-- START OF DATA ROWS --

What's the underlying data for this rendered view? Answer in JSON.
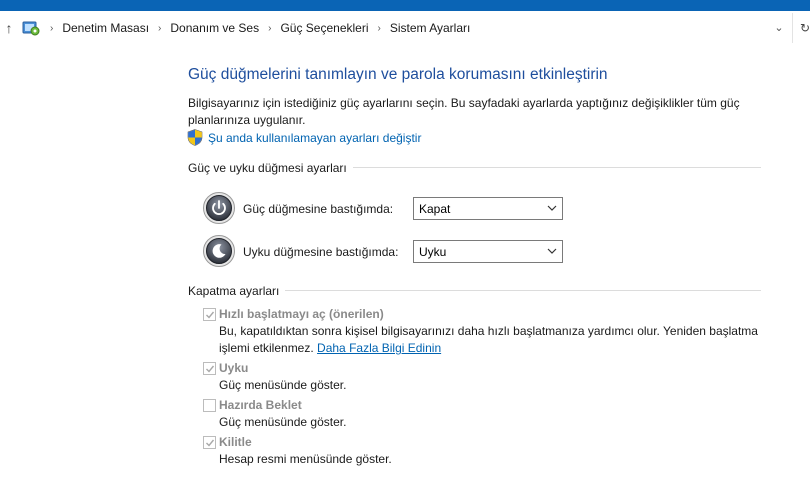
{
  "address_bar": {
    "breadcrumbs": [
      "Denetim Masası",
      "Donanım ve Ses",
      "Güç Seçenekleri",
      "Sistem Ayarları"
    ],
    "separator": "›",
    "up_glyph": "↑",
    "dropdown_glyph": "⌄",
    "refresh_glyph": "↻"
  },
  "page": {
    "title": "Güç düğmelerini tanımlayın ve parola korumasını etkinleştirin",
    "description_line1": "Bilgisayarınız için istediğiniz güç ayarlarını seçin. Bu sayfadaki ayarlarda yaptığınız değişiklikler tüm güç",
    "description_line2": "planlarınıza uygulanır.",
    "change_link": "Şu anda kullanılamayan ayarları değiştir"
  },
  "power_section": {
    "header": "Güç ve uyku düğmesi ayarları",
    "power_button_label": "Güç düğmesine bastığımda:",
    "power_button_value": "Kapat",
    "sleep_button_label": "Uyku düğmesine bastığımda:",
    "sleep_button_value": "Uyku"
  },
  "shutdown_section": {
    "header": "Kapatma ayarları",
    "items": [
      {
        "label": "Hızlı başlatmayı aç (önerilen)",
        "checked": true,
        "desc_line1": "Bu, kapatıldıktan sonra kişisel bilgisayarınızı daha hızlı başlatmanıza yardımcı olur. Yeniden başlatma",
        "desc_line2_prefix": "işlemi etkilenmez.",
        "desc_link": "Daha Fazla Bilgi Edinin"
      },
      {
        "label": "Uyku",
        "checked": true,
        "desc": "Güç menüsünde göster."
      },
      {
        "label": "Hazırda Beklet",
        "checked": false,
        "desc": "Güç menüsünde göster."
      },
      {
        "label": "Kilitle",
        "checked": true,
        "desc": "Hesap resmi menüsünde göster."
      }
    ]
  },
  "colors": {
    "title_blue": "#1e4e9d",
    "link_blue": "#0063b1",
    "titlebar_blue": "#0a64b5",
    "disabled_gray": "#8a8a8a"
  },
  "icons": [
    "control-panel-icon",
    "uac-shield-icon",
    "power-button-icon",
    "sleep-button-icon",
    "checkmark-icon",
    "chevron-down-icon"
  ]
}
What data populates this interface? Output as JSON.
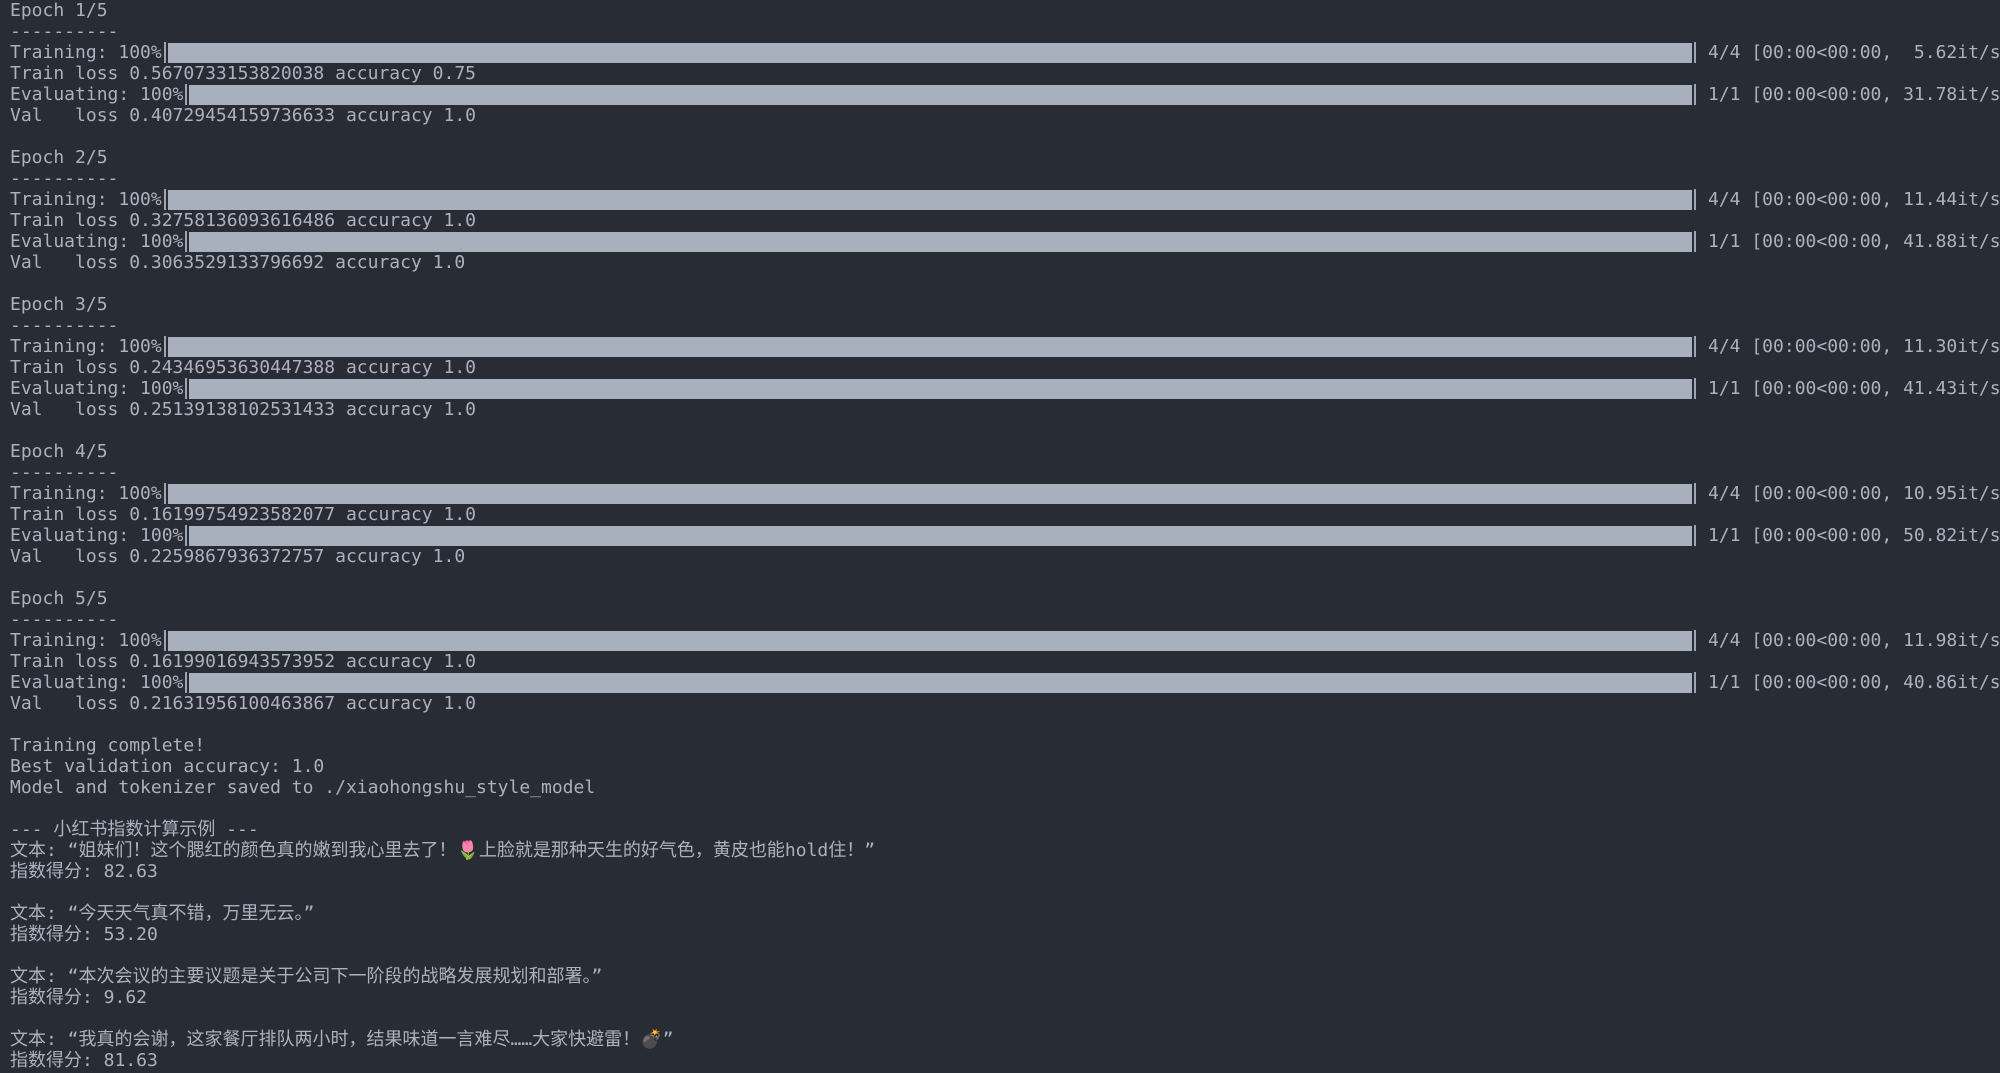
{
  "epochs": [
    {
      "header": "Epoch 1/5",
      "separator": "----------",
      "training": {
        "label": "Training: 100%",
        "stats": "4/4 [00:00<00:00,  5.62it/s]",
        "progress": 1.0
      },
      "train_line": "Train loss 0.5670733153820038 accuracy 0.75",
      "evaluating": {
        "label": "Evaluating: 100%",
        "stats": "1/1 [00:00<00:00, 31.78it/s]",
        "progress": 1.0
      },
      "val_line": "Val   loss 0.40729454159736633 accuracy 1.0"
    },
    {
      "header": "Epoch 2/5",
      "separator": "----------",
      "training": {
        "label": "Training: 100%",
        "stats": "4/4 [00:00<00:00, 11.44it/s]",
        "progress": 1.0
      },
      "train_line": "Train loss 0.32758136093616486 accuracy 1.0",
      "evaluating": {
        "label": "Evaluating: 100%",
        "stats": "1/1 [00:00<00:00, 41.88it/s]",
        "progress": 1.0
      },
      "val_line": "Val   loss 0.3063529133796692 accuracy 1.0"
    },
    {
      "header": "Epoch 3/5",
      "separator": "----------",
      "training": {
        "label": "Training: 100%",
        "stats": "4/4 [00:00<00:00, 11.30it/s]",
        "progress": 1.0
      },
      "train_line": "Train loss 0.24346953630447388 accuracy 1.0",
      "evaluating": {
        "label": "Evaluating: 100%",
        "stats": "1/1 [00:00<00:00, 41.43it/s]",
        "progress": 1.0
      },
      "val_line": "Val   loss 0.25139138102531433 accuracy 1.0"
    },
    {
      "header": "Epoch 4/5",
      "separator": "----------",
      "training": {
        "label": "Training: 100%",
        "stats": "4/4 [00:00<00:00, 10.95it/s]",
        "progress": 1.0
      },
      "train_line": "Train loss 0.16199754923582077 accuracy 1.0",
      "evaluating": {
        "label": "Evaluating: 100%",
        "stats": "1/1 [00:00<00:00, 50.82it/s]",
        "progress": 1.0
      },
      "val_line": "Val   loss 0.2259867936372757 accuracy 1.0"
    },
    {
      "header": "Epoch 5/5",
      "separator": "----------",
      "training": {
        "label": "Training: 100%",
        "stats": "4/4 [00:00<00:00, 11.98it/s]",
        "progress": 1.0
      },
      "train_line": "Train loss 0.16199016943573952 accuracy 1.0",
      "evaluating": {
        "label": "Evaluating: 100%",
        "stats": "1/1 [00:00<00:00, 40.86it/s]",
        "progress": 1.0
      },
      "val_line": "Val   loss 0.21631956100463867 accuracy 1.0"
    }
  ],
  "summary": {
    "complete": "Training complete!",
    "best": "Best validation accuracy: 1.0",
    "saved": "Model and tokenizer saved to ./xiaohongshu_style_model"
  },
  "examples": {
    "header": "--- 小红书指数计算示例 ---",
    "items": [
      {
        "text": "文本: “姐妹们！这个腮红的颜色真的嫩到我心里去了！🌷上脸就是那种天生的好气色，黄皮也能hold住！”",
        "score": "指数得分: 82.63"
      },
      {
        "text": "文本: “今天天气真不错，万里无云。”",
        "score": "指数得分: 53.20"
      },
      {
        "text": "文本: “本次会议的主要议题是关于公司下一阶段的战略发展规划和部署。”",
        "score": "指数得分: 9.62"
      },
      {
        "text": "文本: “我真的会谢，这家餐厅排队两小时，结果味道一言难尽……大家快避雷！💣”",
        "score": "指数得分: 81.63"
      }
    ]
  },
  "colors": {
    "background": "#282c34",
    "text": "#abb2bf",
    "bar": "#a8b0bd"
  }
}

-- END OF DATA ROWS --

YOUR TASK: Except for the pictures, copy every line of the records above exactly.

THE ANSWER:
What's the underlying data for this rendered view? Answer in JSON.
{
  "address_bar": {
    "breadcrumbs": [
      "Denetim Masası",
      "Donanım ve Ses",
      "Güç Seçenekleri",
      "Sistem Ayarları"
    ],
    "separator": "›",
    "up_glyph": "↑",
    "dropdown_glyph": "⌄",
    "refresh_glyph": "↻"
  },
  "page": {
    "title": "Güç düğmelerini tanımlayın ve parola korumasını etkinleştirin",
    "description_line1": "Bilgisayarınız için istediğiniz güç ayarlarını seçin. Bu sayfadaki ayarlarda yaptığınız değişiklikler tüm güç",
    "description_line2": "planlarınıza uygulanır.",
    "change_link": "Şu anda kullanılamayan ayarları değiştir"
  },
  "power_section": {
    "header": "Güç ve uyku düğmesi ayarları",
    "power_button_label": "Güç düğmesine bastığımda:",
    "power_button_value": "Kapat",
    "sleep_button_label": "Uyku düğmesine bastığımda:",
    "sleep_button_value": "Uyku"
  },
  "shutdown_section": {
    "header": "Kapatma ayarları",
    "items": [
      {
        "label": "Hızlı başlatmayı aç (önerilen)",
        "checked": true,
        "desc_line1": "Bu, kapatıldıktan sonra kişisel bilgisayarınızı daha hızlı başlatmanıza yardımcı olur. Yeniden başlatma",
        "desc_line2_prefix": "işlemi etkilenmez.",
        "desc_link": "Daha Fazla Bilgi Edinin"
      },
      {
        "label": "Uyku",
        "checked": true,
        "desc": "Güç menüsünde göster."
      },
      {
        "label": "Hazırda Beklet",
        "checked": false,
        "desc": "Güç menüsünde göster."
      },
      {
        "label": "Kilitle",
        "checked": true,
        "desc": "Hesap resmi menüsünde göster."
      }
    ]
  },
  "colors": {
    "title_blue": "#1e4e9d",
    "link_blue": "#0063b1",
    "titlebar_blue": "#0a64b5",
    "disabled_gray": "#8a8a8a"
  },
  "icons": [
    "control-panel-icon",
    "uac-shield-icon",
    "power-button-icon",
    "sleep-button-icon",
    "checkmark-icon",
    "chevron-down-icon"
  ]
}
What data populates this interface? Output as JSON.
{
  "epochs": [
    {
      "header": "Epoch 1/5",
      "separator": "----------",
      "training": {
        "label": "Training: 100%",
        "stats": "4/4 [00:00<00:00,  5.62it/s]",
        "progress": 1.0
      },
      "train_line": "Train loss 0.5670733153820038 accuracy 0.75",
      "evaluating": {
        "label": "Evaluating: 100%",
        "stats": "1/1 [00:00<00:00, 31.78it/s]",
        "progress": 1.0
      },
      "val_line": "Val   loss 0.40729454159736633 accuracy 1.0"
    },
    {
      "header": "Epoch 2/5",
      "separator": "----------",
      "training": {
        "label": "Training: 100%",
        "stats": "4/4 [00:00<00:00, 11.44it/s]",
        "progress": 1.0
      },
      "train_line": "Train loss 0.32758136093616486 accuracy 1.0",
      "evaluating": {
        "label": "Evaluating: 100%",
        "stats": "1/1 [00:00<00:00, 41.88it/s]",
        "progress": 1.0
      },
      "val_line": "Val   loss 0.3063529133796692 accuracy 1.0"
    },
    {
      "header": "Epoch 3/5",
      "separator": "----------",
      "training": {
        "label": "Training: 100%",
        "stats": "4/4 [00:00<00:00, 11.30it/s]",
        "progress": 1.0
      },
      "train_line": "Train loss 0.24346953630447388 accuracy 1.0",
      "evaluating": {
        "label": "Evaluating: 100%",
        "stats": "1/1 [00:00<00:00, 41.43it/s]",
        "progress": 1.0
      },
      "val_line": "Val   loss 0.25139138102531433 accuracy 1.0"
    },
    {
      "header": "Epoch 4/5",
      "separator": "----------",
      "training": {
        "label": "Training: 100%",
        "stats": "4/4 [00:00<00:00, 10.95it/s]",
        "progress": 1.0
      },
      "train_line": "Train loss 0.16199754923582077 accuracy 1.0",
      "evaluating": {
        "label": "Evaluating: 100%",
        "stats": "1/1 [00:00<00:00, 50.82it/s]",
        "progress": 1.0
      },
      "val_line": "Val   loss 0.2259867936372757 accuracy 1.0"
    },
    {
      "header": "Epoch 5/5",
      "separator": "----------",
      "training": {
        "label": "Training: 100%",
        "stats": "4/4 [00:00<00:00, 11.98it/s]",
        "progress": 1.0
      },
      "train_line": "Train loss 0.16199016943573952 accuracy 1.0",
      "evaluating": {
        "label": "Evaluating: 100%",
        "stats": "1/1 [00:00<00:00, 40.86it/s]",
        "progress": 1.0
      },
      "val_line": "Val   loss 0.21631956100463867 accuracy 1.0"
    }
  ],
  "summary": {
    "complete": "Training complete!",
    "best": "Best validation accuracy: 1.0",
    "saved": "Model and tokenizer saved to ./xiaohongshu_style_model"
  },
  "examples": {
    "header": "--- 小红书指数计算示例 ---",
    "items": [
      {
        "text": "文本: “姐妹们！这个腮红的颜色真的嫩到我心里去了！🌷上脸就是那种天生的好气色，黄皮也能hold住！”",
        "score": "指数得分: 82.63"
      },
      {
        "text": "文本: “今天天气真不错，万里无云。”",
        "score": "指数得分: 53.20"
      },
      {
        "text": "文本: “本次会议的主要议题是关于公司下一阶段的战略发展规划和部署。”",
        "score": "指数得分: 9.62"
      },
      {
        "text": "文本: “我真的会谢，这家餐厅排队两小时，结果味道一言难尽……大家快避雷！💣”",
        "score": "指数得分: 81.63"
      }
    ]
  },
  "colors": {
    "background": "#282c34",
    "text": "#abb2bf",
    "bar": "#a8b0bd"
  }
}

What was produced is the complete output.